-- START --

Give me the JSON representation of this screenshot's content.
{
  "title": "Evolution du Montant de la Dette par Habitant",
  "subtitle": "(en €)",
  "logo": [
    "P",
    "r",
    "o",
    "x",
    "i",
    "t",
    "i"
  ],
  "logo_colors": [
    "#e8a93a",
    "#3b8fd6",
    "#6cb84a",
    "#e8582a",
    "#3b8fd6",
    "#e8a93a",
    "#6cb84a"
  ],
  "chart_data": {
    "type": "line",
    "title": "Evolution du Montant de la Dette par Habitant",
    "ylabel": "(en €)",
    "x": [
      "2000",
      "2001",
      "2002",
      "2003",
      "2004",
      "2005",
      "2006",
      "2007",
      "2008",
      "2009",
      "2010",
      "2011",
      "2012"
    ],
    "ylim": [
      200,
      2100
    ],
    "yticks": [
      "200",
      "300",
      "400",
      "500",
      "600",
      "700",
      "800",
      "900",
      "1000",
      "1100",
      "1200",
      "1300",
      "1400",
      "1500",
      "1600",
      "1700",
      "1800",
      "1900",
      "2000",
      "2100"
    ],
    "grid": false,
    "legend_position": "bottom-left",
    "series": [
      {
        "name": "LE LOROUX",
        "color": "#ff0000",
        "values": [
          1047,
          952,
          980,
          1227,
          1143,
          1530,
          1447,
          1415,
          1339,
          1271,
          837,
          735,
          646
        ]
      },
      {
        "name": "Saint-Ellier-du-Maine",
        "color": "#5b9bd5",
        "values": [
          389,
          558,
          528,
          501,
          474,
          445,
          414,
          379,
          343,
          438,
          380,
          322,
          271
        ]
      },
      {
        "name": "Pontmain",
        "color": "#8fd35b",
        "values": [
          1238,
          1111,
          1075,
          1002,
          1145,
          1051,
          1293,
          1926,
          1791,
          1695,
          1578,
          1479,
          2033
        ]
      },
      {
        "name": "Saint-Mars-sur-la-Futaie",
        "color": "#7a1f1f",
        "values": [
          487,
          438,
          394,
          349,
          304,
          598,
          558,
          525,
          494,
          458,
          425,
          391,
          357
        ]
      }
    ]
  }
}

-- END --

## EXERCISE TASK
Repeat the records above in full, character for character.

## IN RESPONSE
Give me the JSON representation of this screenshot's content.
{
  "title": "Evolution du Montant de la Dette par Habitant",
  "subtitle": "(en €)",
  "logo": [
    "P",
    "r",
    "o",
    "x",
    "i",
    "t",
    "i"
  ],
  "logo_colors": [
    "#e8a93a",
    "#3b8fd6",
    "#6cb84a",
    "#e8582a",
    "#3b8fd6",
    "#e8a93a",
    "#6cb84a"
  ],
  "chart_data": {
    "type": "line",
    "title": "Evolution du Montant de la Dette par Habitant",
    "ylabel": "(en €)",
    "x": [
      "2000",
      "2001",
      "2002",
      "2003",
      "2004",
      "2005",
      "2006",
      "2007",
      "2008",
      "2009",
      "2010",
      "2011",
      "2012"
    ],
    "ylim": [
      200,
      2100
    ],
    "yticks": [
      "200",
      "300",
      "400",
      "500",
      "600",
      "700",
      "800",
      "900",
      "1000",
      "1100",
      "1200",
      "1300",
      "1400",
      "1500",
      "1600",
      "1700",
      "1800",
      "1900",
      "2000",
      "2100"
    ],
    "grid": false,
    "legend_position": "bottom-left",
    "series": [
      {
        "name": "LE LOROUX",
        "color": "#ff0000",
        "values": [
          1047,
          952,
          980,
          1227,
          1143,
          1530,
          1447,
          1415,
          1339,
          1271,
          837,
          735,
          646
        ]
      },
      {
        "name": "Saint-Ellier-du-Maine",
        "color": "#5b9bd5",
        "values": [
          389,
          558,
          528,
          501,
          474,
          445,
          414,
          379,
          343,
          438,
          380,
          322,
          271
        ]
      },
      {
        "name": "Pontmain",
        "color": "#8fd35b",
        "values": [
          1238,
          1111,
          1075,
          1002,
          1145,
          1051,
          1293,
          1926,
          1791,
          1695,
          1578,
          1479,
          2033
        ]
      },
      {
        "name": "Saint-Mars-sur-la-Futaie",
        "color": "#7a1f1f",
        "values": [
          487,
          438,
          394,
          349,
          304,
          598,
          558,
          525,
          494,
          458,
          425,
          391,
          357
        ]
      }
    ]
  }
}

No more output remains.